-- CHALLENGE --
Quote, word for word, every line starting at the line that contains "Extract the structured" and ending with the last line of the records; include both of these lines and no others.

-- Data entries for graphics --
***
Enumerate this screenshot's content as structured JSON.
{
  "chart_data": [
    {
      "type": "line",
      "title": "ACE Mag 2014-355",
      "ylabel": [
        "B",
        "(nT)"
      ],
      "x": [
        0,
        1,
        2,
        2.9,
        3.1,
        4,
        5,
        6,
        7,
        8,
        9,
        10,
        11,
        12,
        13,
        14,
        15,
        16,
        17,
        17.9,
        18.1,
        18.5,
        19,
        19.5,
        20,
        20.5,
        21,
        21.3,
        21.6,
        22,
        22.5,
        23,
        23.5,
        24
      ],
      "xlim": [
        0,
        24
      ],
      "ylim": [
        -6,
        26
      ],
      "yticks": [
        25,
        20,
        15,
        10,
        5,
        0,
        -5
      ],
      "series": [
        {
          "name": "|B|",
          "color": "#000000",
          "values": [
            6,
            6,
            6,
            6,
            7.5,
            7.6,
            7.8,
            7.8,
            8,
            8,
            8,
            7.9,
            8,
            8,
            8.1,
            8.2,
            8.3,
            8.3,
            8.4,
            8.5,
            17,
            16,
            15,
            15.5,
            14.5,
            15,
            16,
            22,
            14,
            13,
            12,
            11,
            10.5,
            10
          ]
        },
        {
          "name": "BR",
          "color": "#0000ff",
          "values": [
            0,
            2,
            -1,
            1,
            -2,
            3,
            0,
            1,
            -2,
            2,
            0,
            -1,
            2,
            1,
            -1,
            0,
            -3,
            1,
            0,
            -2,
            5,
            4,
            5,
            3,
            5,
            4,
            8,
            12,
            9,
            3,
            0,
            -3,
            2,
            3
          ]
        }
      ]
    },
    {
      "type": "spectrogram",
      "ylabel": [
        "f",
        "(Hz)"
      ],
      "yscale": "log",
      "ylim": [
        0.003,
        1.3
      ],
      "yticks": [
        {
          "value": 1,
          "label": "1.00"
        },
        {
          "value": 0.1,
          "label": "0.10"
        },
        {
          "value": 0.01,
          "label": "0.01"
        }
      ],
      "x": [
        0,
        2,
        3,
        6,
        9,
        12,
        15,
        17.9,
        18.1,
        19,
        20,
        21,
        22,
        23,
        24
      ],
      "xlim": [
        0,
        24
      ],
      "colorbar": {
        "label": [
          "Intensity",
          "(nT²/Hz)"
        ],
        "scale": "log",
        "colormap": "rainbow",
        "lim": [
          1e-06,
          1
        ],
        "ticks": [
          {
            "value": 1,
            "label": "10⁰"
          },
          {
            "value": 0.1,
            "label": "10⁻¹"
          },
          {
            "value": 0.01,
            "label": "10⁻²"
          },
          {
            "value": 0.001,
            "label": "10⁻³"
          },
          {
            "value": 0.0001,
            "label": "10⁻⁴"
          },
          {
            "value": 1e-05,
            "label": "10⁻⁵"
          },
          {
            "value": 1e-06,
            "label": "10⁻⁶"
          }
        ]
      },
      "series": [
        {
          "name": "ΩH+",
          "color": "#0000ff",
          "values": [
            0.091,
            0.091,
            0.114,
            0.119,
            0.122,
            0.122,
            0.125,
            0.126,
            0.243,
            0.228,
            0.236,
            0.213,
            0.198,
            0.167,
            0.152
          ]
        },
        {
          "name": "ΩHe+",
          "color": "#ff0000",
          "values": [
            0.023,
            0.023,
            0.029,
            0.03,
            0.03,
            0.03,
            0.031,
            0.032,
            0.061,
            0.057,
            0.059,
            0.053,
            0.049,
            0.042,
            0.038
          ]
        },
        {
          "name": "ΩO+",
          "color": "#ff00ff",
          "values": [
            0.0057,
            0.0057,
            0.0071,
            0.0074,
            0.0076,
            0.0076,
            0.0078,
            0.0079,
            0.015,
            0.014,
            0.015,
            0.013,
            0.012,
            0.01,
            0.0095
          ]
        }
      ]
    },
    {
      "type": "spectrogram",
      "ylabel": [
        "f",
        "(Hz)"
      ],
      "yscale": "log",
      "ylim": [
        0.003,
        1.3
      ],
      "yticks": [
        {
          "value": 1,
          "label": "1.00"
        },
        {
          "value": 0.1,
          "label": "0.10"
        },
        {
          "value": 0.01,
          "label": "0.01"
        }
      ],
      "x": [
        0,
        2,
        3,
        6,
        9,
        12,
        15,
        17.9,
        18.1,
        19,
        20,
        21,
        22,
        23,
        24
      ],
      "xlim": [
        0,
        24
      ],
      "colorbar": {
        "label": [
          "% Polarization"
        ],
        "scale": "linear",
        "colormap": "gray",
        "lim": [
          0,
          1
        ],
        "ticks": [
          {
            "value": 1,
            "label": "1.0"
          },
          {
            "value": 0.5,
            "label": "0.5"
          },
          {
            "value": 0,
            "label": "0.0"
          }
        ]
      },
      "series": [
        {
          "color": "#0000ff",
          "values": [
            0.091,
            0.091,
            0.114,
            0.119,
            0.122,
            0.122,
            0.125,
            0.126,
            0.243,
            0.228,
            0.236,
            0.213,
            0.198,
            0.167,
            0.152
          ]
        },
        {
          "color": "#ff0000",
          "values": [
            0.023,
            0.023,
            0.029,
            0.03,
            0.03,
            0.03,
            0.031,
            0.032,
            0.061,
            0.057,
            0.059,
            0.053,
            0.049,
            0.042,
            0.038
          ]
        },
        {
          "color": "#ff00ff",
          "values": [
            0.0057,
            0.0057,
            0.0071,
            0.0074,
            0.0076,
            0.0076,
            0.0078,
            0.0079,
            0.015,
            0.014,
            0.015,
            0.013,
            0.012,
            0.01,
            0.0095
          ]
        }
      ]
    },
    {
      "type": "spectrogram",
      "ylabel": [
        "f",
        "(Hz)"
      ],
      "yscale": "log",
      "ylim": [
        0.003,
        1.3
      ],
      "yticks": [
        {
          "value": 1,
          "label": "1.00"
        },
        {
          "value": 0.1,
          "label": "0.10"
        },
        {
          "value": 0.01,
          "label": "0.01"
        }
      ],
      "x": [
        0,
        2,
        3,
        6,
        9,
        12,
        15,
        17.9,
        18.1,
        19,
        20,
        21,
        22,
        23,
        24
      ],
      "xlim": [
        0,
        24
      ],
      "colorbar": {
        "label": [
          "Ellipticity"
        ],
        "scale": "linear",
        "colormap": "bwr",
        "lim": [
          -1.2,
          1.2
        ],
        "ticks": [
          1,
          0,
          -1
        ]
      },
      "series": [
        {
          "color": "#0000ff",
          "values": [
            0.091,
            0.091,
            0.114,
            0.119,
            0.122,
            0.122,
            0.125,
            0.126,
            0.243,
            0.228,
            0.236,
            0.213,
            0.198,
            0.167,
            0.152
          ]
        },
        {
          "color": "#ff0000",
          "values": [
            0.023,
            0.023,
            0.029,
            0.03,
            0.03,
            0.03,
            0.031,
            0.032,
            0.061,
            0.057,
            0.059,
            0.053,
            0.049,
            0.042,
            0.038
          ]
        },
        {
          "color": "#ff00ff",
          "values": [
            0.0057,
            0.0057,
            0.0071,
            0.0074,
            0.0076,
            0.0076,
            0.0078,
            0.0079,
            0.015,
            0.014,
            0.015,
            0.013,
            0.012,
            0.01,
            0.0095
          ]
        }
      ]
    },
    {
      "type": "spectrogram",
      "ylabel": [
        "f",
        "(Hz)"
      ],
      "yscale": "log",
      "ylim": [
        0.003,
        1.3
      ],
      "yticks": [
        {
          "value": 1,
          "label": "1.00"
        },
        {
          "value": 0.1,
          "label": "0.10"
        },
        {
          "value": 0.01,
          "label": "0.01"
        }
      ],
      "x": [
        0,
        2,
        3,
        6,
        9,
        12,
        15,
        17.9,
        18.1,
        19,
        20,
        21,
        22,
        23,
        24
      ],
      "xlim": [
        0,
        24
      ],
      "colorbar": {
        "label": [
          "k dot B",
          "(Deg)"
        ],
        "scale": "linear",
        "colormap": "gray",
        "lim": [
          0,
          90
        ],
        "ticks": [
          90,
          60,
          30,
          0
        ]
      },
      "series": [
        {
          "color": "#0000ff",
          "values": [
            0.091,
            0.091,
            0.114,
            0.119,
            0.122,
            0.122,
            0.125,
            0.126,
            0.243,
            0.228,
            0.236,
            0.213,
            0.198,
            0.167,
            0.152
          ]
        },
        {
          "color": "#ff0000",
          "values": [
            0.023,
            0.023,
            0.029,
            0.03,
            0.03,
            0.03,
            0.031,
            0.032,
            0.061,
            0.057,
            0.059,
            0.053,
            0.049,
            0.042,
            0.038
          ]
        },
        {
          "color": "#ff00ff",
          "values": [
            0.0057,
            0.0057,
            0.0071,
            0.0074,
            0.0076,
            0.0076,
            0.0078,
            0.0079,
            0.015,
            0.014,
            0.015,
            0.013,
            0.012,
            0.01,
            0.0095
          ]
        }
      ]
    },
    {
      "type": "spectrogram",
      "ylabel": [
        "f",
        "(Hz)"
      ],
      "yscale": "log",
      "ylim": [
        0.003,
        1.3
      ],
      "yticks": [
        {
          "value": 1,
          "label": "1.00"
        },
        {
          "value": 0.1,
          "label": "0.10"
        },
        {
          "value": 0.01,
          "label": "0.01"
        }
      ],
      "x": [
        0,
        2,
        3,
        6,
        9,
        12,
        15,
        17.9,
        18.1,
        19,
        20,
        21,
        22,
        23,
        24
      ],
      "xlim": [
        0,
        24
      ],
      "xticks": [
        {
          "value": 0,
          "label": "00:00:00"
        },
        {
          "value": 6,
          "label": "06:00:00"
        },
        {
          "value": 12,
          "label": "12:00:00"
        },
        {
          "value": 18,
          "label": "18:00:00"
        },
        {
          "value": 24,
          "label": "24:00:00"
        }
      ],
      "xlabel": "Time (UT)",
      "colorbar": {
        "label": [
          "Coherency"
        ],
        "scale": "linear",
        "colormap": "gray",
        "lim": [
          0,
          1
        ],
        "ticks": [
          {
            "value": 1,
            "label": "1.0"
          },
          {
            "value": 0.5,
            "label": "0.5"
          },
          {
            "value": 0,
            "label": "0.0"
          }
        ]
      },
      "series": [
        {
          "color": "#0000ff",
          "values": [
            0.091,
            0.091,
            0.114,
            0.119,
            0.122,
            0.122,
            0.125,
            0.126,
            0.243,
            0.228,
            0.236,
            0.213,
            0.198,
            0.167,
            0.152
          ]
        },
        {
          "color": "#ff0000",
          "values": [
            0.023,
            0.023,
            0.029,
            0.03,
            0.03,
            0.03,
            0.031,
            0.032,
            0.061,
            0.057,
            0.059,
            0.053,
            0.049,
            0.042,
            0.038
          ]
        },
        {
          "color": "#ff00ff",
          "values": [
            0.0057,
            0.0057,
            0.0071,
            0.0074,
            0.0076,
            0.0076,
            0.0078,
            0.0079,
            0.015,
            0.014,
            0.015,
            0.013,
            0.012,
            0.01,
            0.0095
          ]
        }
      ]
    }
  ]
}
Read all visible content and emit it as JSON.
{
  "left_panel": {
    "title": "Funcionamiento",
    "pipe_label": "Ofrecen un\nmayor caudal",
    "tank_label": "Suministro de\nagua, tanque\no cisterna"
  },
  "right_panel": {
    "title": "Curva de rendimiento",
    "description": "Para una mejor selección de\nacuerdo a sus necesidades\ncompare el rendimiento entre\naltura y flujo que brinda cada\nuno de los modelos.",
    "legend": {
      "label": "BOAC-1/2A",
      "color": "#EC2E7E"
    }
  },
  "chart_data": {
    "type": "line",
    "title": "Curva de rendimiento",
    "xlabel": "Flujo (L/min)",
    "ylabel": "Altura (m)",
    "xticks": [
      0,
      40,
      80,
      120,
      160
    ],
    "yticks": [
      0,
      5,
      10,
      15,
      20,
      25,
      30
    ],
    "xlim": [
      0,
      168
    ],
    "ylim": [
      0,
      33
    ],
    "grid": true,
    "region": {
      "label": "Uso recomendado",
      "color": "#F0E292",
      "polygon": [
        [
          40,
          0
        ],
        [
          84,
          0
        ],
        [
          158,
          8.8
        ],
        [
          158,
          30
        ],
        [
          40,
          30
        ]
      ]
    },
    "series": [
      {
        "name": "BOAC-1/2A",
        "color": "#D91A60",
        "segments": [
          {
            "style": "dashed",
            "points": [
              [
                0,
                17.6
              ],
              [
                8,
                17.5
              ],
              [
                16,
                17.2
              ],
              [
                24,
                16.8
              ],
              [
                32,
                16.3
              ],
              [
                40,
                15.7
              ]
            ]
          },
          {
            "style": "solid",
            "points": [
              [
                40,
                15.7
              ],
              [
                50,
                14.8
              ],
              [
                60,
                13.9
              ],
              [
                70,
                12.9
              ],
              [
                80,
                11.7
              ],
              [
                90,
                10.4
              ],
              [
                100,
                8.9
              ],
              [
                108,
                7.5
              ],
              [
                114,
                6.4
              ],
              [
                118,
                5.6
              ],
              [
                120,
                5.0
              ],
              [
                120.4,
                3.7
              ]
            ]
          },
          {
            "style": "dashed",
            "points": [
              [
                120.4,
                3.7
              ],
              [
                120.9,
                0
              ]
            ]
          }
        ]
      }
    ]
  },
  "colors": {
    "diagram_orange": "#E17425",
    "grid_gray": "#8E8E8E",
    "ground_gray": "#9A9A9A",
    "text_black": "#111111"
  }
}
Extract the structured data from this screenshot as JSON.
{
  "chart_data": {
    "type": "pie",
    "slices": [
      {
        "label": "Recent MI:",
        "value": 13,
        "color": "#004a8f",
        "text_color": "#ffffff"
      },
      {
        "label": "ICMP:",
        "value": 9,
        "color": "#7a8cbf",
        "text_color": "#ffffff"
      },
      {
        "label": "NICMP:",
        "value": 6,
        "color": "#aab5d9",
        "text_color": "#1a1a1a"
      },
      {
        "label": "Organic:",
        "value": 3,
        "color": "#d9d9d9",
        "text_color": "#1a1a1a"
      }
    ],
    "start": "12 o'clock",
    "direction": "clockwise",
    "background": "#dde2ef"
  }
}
***
-- OUTPUT OF THE EXERCISE --
Extract the structured data from this screenshot as JSON.
{
  "chart_data": {
    "type": "pie",
    "slices": [
      {
        "label": "Recent MI:",
        "value": 13,
        "color": "#004a8f",
        "text_color": "#ffffff"
      },
      {
        "label": "ICMP:",
        "value": 9,
        "color": "#7a8cbf",
        "text_color": "#ffffff"
      },
      {
        "label": "NICMP:",
        "value": 6,
        "color": "#aab5d9",
        "text_color": "#1a1a1a"
      },
      {
        "label": "Organic:",
        "value": 3,
        "color": "#d9d9d9",
        "text_color": "#1a1a1a"
      }
    ],
    "start": "12 o'clock",
    "direction": "clockwise",
    "background": "#dde2ef"
  }
}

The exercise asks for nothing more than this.